Extracted data entries ▸
>> START

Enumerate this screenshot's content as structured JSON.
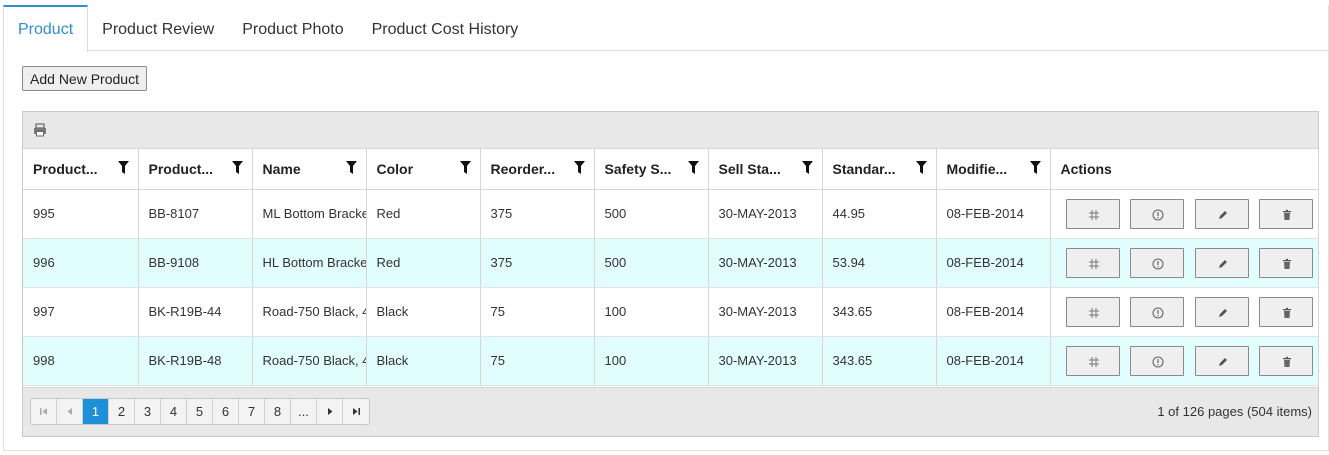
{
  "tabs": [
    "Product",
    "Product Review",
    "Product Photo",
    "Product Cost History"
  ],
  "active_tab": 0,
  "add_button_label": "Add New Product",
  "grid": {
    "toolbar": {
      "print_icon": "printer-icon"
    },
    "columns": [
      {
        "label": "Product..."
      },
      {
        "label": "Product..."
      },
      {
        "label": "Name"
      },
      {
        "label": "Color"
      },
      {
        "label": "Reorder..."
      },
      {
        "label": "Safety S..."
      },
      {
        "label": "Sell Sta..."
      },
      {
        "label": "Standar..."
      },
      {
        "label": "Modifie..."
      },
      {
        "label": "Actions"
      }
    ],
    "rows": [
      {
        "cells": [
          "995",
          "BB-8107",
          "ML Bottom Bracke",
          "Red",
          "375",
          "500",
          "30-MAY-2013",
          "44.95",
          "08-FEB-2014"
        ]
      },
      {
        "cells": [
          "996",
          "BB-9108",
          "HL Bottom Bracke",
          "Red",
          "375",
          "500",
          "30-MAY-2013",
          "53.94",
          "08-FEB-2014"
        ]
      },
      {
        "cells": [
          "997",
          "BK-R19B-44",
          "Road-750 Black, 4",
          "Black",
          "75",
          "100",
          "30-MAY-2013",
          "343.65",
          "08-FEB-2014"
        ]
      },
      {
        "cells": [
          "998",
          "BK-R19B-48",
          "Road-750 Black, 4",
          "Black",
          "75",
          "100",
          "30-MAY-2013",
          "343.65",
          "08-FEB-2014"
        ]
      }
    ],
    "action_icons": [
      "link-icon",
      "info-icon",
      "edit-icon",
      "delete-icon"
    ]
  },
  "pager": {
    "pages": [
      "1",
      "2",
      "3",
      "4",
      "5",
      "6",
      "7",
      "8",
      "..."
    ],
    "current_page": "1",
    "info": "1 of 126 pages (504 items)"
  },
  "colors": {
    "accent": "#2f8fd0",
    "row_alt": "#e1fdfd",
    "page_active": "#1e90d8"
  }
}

>> END

TASK REQUIREMENTS ▸
Do not include images; quote all of the entries above exactly.

THE SOLUTION ▸
Enumerate this screenshot's content as structured JSON.
{
  "tabs": [
    "Product",
    "Product Review",
    "Product Photo",
    "Product Cost History"
  ],
  "active_tab": 0,
  "add_button_label": "Add New Product",
  "grid": {
    "toolbar": {
      "print_icon": "printer-icon"
    },
    "columns": [
      {
        "label": "Product..."
      },
      {
        "label": "Product..."
      },
      {
        "label": "Name"
      },
      {
        "label": "Color"
      },
      {
        "label": "Reorder..."
      },
      {
        "label": "Safety S..."
      },
      {
        "label": "Sell Sta..."
      },
      {
        "label": "Standar..."
      },
      {
        "label": "Modifie..."
      },
      {
        "label": "Actions"
      }
    ],
    "rows": [
      {
        "cells": [
          "995",
          "BB-8107",
          "ML Bottom Bracke",
          "Red",
          "375",
          "500",
          "30-MAY-2013",
          "44.95",
          "08-FEB-2014"
        ]
      },
      {
        "cells": [
          "996",
          "BB-9108",
          "HL Bottom Bracke",
          "Red",
          "375",
          "500",
          "30-MAY-2013",
          "53.94",
          "08-FEB-2014"
        ]
      },
      {
        "cells": [
          "997",
          "BK-R19B-44",
          "Road-750 Black, 4",
          "Black",
          "75",
          "100",
          "30-MAY-2013",
          "343.65",
          "08-FEB-2014"
        ]
      },
      {
        "cells": [
          "998",
          "BK-R19B-48",
          "Road-750 Black, 4",
          "Black",
          "75",
          "100",
          "30-MAY-2013",
          "343.65",
          "08-FEB-2014"
        ]
      }
    ],
    "action_icons": [
      "link-icon",
      "info-icon",
      "edit-icon",
      "delete-icon"
    ]
  },
  "pager": {
    "pages": [
      "1",
      "2",
      "3",
      "4",
      "5",
      "6",
      "7",
      "8",
      "..."
    ],
    "current_page": "1",
    "info": "1 of 126 pages (504 items)"
  },
  "colors": {
    "accent": "#2f8fd0",
    "row_alt": "#e1fdfd",
    "page_active": "#1e90d8"
  }
}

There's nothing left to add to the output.